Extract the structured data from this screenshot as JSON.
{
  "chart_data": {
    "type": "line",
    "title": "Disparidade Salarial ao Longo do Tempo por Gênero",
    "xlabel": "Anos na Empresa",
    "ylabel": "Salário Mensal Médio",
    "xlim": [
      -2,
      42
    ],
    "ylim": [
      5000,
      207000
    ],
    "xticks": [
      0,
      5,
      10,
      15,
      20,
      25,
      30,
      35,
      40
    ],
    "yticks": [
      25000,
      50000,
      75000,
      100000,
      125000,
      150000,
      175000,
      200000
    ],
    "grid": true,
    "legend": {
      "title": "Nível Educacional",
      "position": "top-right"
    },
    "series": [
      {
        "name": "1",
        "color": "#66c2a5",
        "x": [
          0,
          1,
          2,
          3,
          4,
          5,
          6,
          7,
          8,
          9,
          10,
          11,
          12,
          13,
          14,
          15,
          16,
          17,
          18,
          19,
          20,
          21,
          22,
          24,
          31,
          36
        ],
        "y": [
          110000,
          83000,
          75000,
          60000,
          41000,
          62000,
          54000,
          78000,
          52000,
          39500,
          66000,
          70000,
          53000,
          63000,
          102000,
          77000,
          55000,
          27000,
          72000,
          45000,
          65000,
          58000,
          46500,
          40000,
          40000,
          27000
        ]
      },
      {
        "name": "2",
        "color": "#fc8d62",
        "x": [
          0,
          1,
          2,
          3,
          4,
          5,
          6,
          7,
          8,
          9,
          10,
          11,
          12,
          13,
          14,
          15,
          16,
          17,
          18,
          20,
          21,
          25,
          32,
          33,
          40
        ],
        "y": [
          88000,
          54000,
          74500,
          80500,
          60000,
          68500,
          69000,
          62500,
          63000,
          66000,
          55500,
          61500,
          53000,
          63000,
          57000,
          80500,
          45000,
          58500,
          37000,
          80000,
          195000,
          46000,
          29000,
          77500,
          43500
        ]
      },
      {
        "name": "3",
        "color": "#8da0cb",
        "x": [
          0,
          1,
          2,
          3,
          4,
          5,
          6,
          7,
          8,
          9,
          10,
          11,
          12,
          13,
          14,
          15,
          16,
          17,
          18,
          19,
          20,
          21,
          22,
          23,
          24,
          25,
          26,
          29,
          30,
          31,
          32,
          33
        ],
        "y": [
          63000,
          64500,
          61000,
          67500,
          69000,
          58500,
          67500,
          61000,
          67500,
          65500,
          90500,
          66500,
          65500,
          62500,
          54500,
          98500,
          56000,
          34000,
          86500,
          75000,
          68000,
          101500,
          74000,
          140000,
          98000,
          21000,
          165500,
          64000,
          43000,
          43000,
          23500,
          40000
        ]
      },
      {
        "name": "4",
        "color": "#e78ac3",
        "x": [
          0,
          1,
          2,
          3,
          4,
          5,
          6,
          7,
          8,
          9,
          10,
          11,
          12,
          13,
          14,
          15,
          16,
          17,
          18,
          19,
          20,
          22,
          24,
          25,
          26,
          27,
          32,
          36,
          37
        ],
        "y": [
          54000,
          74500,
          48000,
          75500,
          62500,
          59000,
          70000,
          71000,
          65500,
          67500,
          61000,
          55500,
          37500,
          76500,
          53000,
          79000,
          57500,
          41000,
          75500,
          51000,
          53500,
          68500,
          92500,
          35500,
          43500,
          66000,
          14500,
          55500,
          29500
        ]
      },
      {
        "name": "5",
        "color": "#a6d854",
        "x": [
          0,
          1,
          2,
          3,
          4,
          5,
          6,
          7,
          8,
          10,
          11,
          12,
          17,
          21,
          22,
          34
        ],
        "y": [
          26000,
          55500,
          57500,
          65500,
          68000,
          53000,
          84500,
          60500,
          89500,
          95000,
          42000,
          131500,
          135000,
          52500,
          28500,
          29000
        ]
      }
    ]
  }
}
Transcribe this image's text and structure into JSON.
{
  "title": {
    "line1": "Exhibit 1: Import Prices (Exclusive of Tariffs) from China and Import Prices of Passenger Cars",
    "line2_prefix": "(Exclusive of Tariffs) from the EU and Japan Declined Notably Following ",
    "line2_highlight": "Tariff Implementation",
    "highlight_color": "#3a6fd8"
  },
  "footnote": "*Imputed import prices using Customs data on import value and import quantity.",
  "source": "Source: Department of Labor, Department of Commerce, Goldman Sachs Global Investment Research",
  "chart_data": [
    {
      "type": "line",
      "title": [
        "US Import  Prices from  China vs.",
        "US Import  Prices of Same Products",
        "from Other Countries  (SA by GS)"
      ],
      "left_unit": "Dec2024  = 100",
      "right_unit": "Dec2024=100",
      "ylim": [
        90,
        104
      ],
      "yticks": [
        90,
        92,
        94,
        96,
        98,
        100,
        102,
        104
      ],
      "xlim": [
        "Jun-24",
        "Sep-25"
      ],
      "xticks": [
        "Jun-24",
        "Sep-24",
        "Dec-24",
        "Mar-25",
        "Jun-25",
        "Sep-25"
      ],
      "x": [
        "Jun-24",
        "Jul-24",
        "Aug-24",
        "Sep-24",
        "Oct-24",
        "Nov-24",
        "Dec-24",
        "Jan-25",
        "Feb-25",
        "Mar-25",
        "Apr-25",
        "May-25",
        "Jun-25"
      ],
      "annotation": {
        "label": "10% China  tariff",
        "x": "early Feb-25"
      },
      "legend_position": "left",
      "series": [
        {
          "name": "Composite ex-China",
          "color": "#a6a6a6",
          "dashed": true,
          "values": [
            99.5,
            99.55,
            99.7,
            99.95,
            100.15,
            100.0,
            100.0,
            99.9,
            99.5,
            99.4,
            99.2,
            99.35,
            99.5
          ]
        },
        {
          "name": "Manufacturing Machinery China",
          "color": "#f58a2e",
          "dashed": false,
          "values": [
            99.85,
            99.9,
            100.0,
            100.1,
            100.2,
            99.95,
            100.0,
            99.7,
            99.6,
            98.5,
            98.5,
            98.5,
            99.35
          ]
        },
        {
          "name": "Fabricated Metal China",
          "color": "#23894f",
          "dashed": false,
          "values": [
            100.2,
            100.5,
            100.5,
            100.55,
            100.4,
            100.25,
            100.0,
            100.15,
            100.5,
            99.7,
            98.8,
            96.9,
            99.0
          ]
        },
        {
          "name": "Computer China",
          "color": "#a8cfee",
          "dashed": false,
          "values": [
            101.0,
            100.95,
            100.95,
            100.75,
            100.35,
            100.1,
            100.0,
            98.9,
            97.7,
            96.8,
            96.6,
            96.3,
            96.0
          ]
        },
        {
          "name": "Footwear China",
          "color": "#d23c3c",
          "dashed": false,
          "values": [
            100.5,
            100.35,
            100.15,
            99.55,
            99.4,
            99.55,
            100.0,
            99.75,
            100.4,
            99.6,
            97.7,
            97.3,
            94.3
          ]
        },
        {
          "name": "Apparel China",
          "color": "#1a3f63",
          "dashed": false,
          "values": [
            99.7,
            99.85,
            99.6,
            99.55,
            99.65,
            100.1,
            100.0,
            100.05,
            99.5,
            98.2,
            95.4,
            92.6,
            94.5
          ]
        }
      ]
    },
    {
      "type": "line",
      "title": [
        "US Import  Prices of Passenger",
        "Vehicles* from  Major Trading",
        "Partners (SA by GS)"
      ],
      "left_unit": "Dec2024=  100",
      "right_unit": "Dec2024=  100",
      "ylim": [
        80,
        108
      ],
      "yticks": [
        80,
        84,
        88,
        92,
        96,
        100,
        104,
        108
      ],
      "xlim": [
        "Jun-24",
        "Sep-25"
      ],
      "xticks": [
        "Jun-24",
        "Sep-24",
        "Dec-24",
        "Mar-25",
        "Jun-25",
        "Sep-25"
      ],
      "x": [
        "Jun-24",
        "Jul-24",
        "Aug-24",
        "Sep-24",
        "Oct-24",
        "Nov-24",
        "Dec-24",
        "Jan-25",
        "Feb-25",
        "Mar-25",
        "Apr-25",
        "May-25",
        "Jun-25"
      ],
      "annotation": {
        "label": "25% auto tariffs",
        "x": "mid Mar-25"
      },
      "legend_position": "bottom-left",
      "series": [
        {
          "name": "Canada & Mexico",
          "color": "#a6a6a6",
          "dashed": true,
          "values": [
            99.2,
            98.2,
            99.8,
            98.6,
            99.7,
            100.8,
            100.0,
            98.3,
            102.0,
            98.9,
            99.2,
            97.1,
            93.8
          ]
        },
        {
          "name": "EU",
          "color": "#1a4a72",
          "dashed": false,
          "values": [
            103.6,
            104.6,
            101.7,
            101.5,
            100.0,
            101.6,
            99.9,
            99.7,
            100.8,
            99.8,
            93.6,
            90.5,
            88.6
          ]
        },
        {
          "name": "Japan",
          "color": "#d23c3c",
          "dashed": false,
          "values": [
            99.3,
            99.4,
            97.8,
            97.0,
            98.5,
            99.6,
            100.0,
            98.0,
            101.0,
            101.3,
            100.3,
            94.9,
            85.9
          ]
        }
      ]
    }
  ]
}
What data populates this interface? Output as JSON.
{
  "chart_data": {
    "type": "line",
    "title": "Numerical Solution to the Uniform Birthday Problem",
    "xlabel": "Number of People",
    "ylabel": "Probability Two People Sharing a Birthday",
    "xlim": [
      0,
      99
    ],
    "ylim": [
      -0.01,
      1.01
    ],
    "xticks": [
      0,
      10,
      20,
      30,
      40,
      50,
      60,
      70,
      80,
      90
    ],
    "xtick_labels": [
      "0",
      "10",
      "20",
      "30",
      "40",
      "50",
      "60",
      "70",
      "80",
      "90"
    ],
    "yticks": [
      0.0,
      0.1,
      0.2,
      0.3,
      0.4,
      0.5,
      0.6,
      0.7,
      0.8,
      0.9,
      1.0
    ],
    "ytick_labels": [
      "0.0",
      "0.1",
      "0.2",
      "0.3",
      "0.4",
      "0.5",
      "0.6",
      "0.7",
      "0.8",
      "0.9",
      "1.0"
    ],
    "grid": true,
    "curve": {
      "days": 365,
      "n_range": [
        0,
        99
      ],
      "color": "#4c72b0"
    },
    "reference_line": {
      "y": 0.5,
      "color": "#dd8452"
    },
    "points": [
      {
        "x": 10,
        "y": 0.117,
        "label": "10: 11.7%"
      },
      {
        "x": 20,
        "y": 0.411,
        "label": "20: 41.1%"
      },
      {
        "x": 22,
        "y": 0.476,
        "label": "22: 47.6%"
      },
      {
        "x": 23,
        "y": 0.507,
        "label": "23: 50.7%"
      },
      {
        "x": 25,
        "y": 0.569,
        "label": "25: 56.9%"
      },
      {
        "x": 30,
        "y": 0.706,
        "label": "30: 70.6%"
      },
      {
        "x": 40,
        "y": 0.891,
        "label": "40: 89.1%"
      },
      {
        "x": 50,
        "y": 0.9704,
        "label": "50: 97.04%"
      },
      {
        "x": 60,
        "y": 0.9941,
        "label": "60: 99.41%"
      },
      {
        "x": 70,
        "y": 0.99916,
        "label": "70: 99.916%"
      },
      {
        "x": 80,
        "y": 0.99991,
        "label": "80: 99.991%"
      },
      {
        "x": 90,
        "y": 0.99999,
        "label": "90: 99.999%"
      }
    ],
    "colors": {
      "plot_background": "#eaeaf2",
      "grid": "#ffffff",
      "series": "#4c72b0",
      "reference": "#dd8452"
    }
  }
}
━━━━
TASK REQUIREMENTS: Search the data for "from". Copy every matching line.

RESULT:
Extract the structured data from this screenshot as JSON.
    "line1": "Exhibit 1: Import Prices (Exclusive of Tariffs) from China and Import Prices of Passenger Cars",
    "line2_prefix": "(Exclusive of Tariffs) from the EU and Japan Declined Notably Following ",
        "US Import  Prices from  China vs.",
        "from Other Countries  (SA by GS)"
        "Vehicles* from  Major Trading",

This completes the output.